Goal => Output the material below unchanged, apart from leaving out the pictures.
# START OF Extracted records
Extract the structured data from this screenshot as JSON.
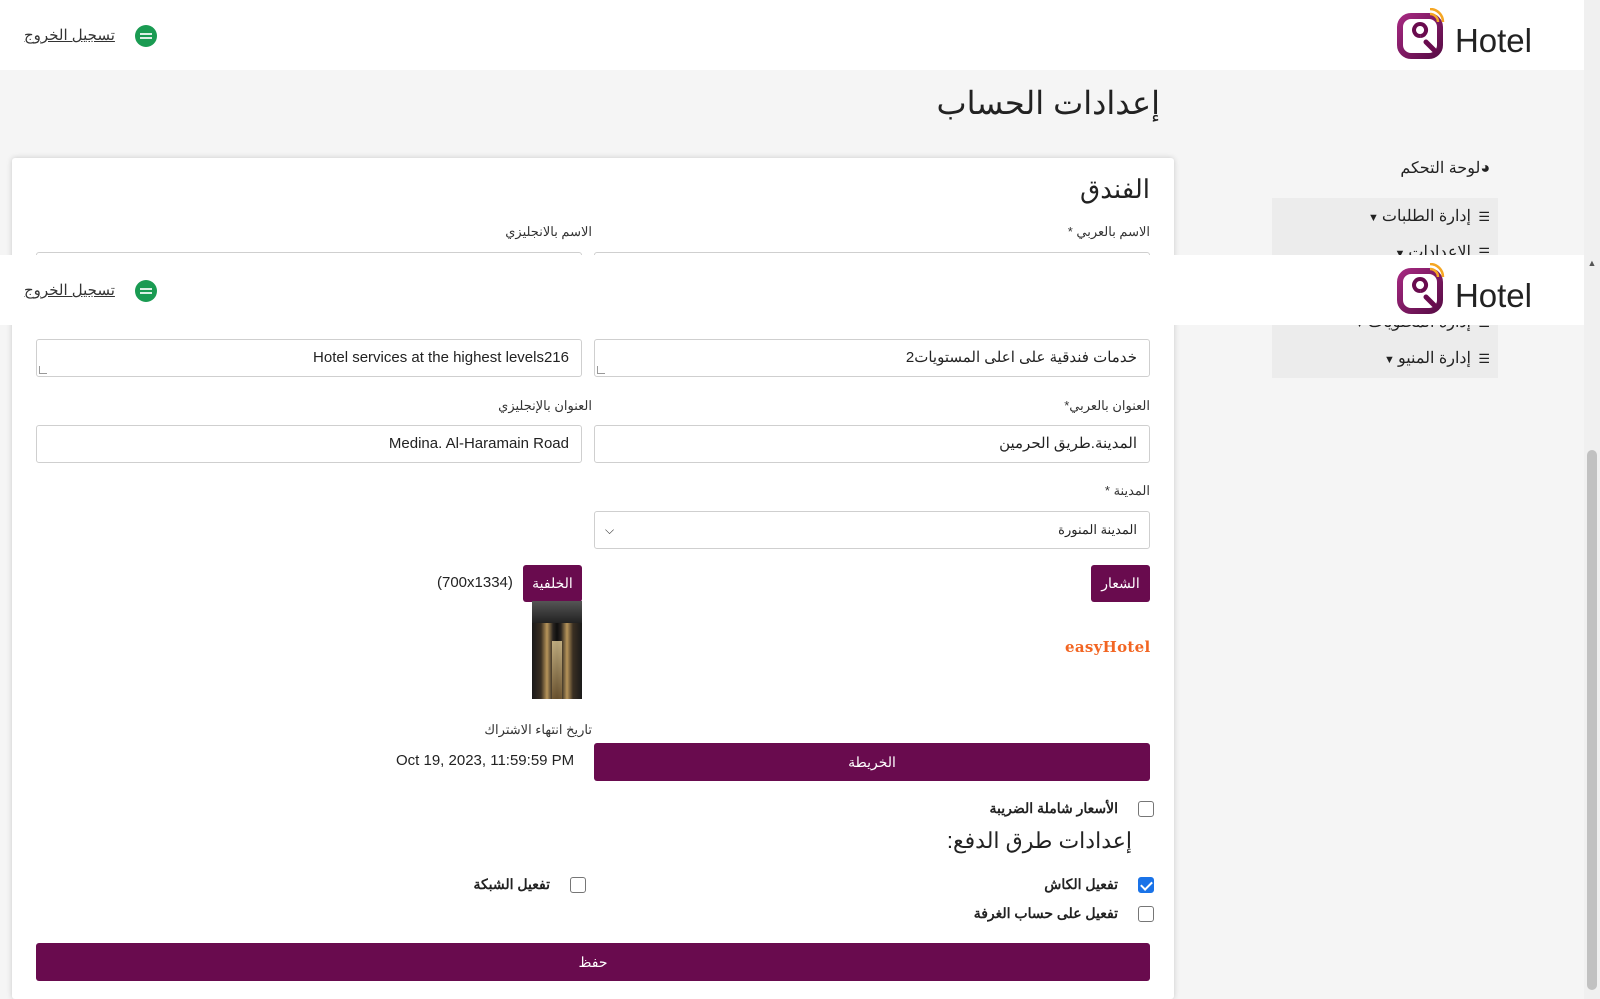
{
  "header": {
    "logo_text": "Hotel",
    "logout_label": "تسجيل الخروج"
  },
  "page": {
    "title": "إعدادات الحساب"
  },
  "sidebar": {
    "dashboard_label": "لوحة التحكم",
    "items": [
      {
        "label": "إدارة الطلبات"
      },
      {
        "label": "الاعدادات"
      },
      {
        "label": "إدارة المحتويات"
      },
      {
        "label": "إدارة المنيو"
      }
    ]
  },
  "hotel": {
    "section_title": "الفندق",
    "name_ar_label": "الاسم بالعربي *",
    "name_en_label": "الاسم بالانجليزي",
    "desc_ar_value": "خدمات فندقية على اعلى المستويات2",
    "desc_en_value": "Hotel services at the highest levels216",
    "address_ar_label": "العنوان بالعربي*",
    "address_ar_value": "المدينة.طريق الحرمين",
    "address_en_label": "العنوان بالإنجليزي",
    "address_en_value": "Medina. Al-Haramain Road",
    "city_label": "المدينة *",
    "city_value": "المدينة المنورة",
    "logo_button": "الشعار",
    "logo_brand_text": "easyHotel",
    "background_button": "الخلفية",
    "background_size": "(700x1334)",
    "map_button": "الخريطة",
    "subscription_label": "تاريخ انتهاء الاشتراك",
    "subscription_value": "Oct 19, 2023, 11:59:59 PM",
    "tax_inclusive_label": "الأسعار شاملة الضريبة"
  },
  "payment": {
    "title": "إعدادات طرق الدفع:",
    "cash_label": "تفعيل الكاش",
    "cash_checked": true,
    "room_label": "تفعيل على حساب الغرفة",
    "room_checked": false,
    "network_label": "تفعيل الشبكة",
    "network_checked": false
  },
  "actions": {
    "save_label": "حفظ"
  },
  "colors": {
    "primary": "#690b4e",
    "accent": "#8b1a6e",
    "brand_orange": "#f26522"
  },
  "icons": {
    "dashboard": "pie-chart-icon",
    "menu_item": "layers-icon",
    "caret": "caret-down-icon",
    "select": "chevron-down-icon",
    "flag": "saudi-flag-icon"
  }
}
# END OF Extracted records
Reply to the task =>
Extract the structured data from this screenshot as JSON.
{
  "header": {
    "logo_text": "Hotel",
    "logout_label": "تسجيل الخروج"
  },
  "page": {
    "title": "إعدادات الحساب"
  },
  "sidebar": {
    "dashboard_label": "لوحة التحكم",
    "items": [
      {
        "label": "إدارة الطلبات"
      },
      {
        "label": "الاعدادات"
      },
      {
        "label": "إدارة المحتويات"
      },
      {
        "label": "إدارة المنيو"
      }
    ]
  },
  "hotel": {
    "section_title": "الفندق",
    "name_ar_label": "الاسم بالعربي *",
    "name_en_label": "الاسم بالانجليزي",
    "desc_ar_value": "خدمات فندقية على اعلى المستويات2",
    "desc_en_value": "Hotel services at the highest levels216",
    "address_ar_label": "العنوان بالعربي*",
    "address_ar_value": "المدينة.طريق الحرمين",
    "address_en_label": "العنوان بالإنجليزي",
    "address_en_value": "Medina. Al-Haramain Road",
    "city_label": "المدينة *",
    "city_value": "المدينة المنورة",
    "logo_button": "الشعار",
    "logo_brand_text": "easyHotel",
    "background_button": "الخلفية",
    "background_size": "(700x1334)",
    "map_button": "الخريطة",
    "subscription_label": "تاريخ انتهاء الاشتراك",
    "subscription_value": "Oct 19, 2023, 11:59:59 PM",
    "tax_inclusive_label": "الأسعار شاملة الضريبة"
  },
  "payment": {
    "title": "إعدادات طرق الدفع:",
    "cash_label": "تفعيل الكاش",
    "cash_checked": true,
    "room_label": "تفعيل على حساب الغرفة",
    "room_checked": false,
    "network_label": "تفعيل الشبكة",
    "network_checked": false
  },
  "actions": {
    "save_label": "حفظ"
  },
  "colors": {
    "primary": "#690b4e",
    "accent": "#8b1a6e",
    "brand_orange": "#f26522"
  },
  "icons": {
    "dashboard": "pie-chart-icon",
    "menu_item": "layers-icon",
    "caret": "caret-down-icon",
    "select": "chevron-down-icon",
    "flag": "saudi-flag-icon"
  }
}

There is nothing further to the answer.